*Task brief*
Set down each entry from the block beneath, exactly as written.
***** Supplied information *****
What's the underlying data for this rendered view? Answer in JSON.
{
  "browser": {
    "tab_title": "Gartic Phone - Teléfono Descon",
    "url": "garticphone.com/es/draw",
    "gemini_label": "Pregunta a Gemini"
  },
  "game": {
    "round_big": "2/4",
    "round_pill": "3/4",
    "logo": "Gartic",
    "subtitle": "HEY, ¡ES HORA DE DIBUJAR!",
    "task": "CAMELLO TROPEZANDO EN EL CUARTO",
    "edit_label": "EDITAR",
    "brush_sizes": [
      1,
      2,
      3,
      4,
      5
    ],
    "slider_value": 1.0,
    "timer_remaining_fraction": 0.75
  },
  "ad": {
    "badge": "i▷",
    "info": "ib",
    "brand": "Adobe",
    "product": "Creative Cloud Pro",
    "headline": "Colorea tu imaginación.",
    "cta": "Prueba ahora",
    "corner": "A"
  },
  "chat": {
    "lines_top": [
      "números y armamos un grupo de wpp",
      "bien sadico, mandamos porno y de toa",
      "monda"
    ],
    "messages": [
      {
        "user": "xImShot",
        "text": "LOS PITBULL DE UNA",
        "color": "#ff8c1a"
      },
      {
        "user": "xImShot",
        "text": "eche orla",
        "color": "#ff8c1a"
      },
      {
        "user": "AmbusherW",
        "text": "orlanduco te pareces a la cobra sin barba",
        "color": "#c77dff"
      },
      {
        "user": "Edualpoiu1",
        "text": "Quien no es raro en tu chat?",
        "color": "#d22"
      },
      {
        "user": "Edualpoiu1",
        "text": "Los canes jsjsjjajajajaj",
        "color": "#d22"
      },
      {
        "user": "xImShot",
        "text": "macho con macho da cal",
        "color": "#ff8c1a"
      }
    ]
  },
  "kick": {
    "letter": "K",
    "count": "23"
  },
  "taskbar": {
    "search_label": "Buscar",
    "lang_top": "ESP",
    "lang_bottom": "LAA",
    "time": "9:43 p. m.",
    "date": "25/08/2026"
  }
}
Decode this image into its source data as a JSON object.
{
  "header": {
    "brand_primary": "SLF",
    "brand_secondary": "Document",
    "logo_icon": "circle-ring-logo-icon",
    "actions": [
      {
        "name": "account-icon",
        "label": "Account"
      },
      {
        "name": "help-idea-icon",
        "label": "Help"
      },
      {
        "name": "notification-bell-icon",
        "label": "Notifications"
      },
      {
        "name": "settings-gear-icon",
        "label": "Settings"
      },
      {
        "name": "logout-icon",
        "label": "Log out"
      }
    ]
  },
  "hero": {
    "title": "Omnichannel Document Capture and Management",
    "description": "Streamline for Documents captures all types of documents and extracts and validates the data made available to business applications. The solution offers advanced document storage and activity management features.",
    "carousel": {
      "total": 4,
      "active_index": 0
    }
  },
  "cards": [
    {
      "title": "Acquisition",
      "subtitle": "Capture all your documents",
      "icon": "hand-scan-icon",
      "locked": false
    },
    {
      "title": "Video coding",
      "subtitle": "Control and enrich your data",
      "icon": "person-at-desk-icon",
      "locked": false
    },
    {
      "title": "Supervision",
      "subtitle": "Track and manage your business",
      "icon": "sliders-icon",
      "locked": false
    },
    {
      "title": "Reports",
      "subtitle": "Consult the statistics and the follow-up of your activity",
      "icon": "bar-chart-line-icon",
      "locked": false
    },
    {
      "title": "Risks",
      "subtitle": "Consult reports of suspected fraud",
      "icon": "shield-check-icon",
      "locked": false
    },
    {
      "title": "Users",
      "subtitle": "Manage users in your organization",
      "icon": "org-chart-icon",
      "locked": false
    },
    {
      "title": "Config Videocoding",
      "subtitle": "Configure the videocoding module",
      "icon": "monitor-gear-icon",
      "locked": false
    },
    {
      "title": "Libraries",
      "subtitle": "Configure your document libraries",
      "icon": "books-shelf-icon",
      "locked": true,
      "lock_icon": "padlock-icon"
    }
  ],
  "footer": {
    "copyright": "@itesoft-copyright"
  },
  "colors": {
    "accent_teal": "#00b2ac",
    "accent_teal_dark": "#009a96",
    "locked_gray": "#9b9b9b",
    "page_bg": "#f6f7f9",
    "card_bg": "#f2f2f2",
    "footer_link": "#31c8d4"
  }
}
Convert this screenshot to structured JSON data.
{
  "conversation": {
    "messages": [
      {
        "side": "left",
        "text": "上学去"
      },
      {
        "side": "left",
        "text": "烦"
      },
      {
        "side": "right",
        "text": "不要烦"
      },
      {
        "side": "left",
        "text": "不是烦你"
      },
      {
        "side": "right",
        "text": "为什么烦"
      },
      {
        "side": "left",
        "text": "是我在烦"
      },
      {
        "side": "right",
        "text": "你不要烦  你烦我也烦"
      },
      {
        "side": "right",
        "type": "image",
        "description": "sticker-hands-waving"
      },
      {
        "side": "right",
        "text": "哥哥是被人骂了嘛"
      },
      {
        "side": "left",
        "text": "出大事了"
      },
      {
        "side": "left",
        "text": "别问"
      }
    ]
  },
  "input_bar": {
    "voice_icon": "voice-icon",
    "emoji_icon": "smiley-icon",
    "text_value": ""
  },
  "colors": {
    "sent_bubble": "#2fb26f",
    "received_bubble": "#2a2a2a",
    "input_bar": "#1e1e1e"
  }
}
*****
*Answer to this problem*
What's the underlying data for this rendered view? Answer in JSON.
{
  "browser": {
    "tab_title": "Gartic Phone - Teléfono Descon",
    "url": "garticphone.com/es/draw",
    "gemini_label": "Pregunta a Gemini"
  },
  "game": {
    "round_big": "2/4",
    "round_pill": "3/4",
    "logo": "Gartic",
    "subtitle": "HEY, ¡ES HORA DE DIBUJAR!",
    "task": "CAMELLO TROPEZANDO EN EL CUARTO",
    "edit_label": "EDITAR",
    "brush_sizes": [
      1,
      2,
      3,
      4,
      5
    ],
    "slider_value": 1.0,
    "timer_remaining_fraction": 0.75
  },
  "ad": {
    "badge": "i▷",
    "info": "ib",
    "brand": "Adobe",
    "product": "Creative Cloud Pro",
    "headline": "Colorea tu imaginación.",
    "cta": "Prueba ahora",
    "corner": "A"
  },
  "chat": {
    "lines_top": [
      "números y armamos un grupo de wpp",
      "bien sadico, mandamos porno y de toa",
      "monda"
    ],
    "messages": [
      {
        "user": "xImShot",
        "text": "LOS PITBULL DE UNA",
        "color": "#ff8c1a"
      },
      {
        "user": "xImShot",
        "text": "eche orla",
        "color": "#ff8c1a"
      },
      {
        "user": "AmbusherW",
        "text": "orlanduco te pareces a la cobra sin barba",
        "color": "#c77dff"
      },
      {
        "user": "Edualpoiu1",
        "text": "Quien no es raro en tu chat?",
        "color": "#d22"
      },
      {
        "user": "Edualpoiu1",
        "text": "Los canes jsjsjjajajajaj",
        "color": "#d22"
      },
      {
        "user": "xImShot",
        "text": "macho con macho da cal",
        "color": "#ff8c1a"
      }
    ]
  },
  "kick": {
    "letter": "K",
    "count": "23"
  },
  "taskbar": {
    "search_label": "Buscar",
    "lang_top": "ESP",
    "lang_bottom": "LAA",
    "time": "9:43 p. m.",
    "date": "25/08/2026"
  }
}
Decode this image into its source data as a JSON object.
{
  "header": {
    "brand_primary": "SLF",
    "brand_secondary": "Document",
    "logo_icon": "circle-ring-logo-icon",
    "actions": [
      {
        "name": "account-icon",
        "label": "Account"
      },
      {
        "name": "help-idea-icon",
        "label": "Help"
      },
      {
        "name": "notification-bell-icon",
        "label": "Notifications"
      },
      {
        "name": "settings-gear-icon",
        "label": "Settings"
      },
      {
        "name": "logout-icon",
        "label": "Log out"
      }
    ]
  },
  "hero": {
    "title": "Omnichannel Document Capture and Management",
    "description": "Streamline for Documents captures all types of documents and extracts and validates the data made available to business applications. The solution offers advanced document storage and activity management features.",
    "carousel": {
      "total": 4,
      "active_index": 0
    }
  },
  "cards": [
    {
      "title": "Acquisition",
      "subtitle": "Capture all your documents",
      "icon": "hand-scan-icon",
      "locked": false
    },
    {
      "title": "Video coding",
      "subtitle": "Control and enrich your data",
      "icon": "person-at-desk-icon",
      "locked": false
    },
    {
      "title": "Supervision",
      "subtitle": "Track and manage your business",
      "icon": "sliders-icon",
      "locked": false
    },
    {
      "title": "Reports",
      "subtitle": "Consult the statistics and the follow-up of your activity",
      "icon": "bar-chart-line-icon",
      "locked": false
    },
    {
      "title": "Risks",
      "subtitle": "Consult reports of suspected fraud",
      "icon": "shield-check-icon",
      "locked": false
    },
    {
      "title": "Users",
      "subtitle": "Manage users in your organization",
      "icon": "org-chart-icon",
      "locked": false
    },
    {
      "title": "Config Videocoding",
      "subtitle": "Configure the videocoding module",
      "icon": "monitor-gear-icon",
      "locked": false
    },
    {
      "title": "Libraries",
      "subtitle": "Configure your document libraries",
      "icon": "books-shelf-icon",
      "locked": true,
      "lock_icon": "padlock-icon"
    }
  ],
  "footer": {
    "copyright": "@itesoft-copyright"
  },
  "colors": {
    "accent_teal": "#00b2ac",
    "accent_teal_dark": "#009a96",
    "locked_gray": "#9b9b9b",
    "page_bg": "#f6f7f9",
    "card_bg": "#f2f2f2",
    "footer_link": "#31c8d4"
  }
}
Convert this screenshot to structured JSON data.
{
  "conversation": {
    "messages": [
      {
        "side": "left",
        "text": "上学去"
      },
      {
        "side": "left",
        "text": "烦"
      },
      {
        "side": "right",
        "text": "不要烦"
      },
      {
        "side": "left",
        "text": "不是烦你"
      },
      {
        "side": "right",
        "text": "为什么烦"
      },
      {
        "side": "left",
        "text": "是我在烦"
      },
      {
        "side": "right",
        "text": "你不要烦  你烦我也烦"
      },
      {
        "side": "right",
        "type": "image",
        "description": "sticker-hands-waving"
      },
      {
        "side": "right",
        "text": "哥哥是被人骂了嘛"
      },
      {
        "side": "left",
        "text": "出大事了"
      },
      {
        "side": "left",
        "text": "别问"
      }
    ]
  },
  "input_bar": {
    "voice_icon": "voice-icon",
    "emoji_icon": "smiley-icon",
    "text_value": ""
  },
  "colors": {
    "sent_bubble": "#2fb26f",
    "received_bubble": "#2a2a2a",
    "input_bar": "#1e1e1e"
  }
}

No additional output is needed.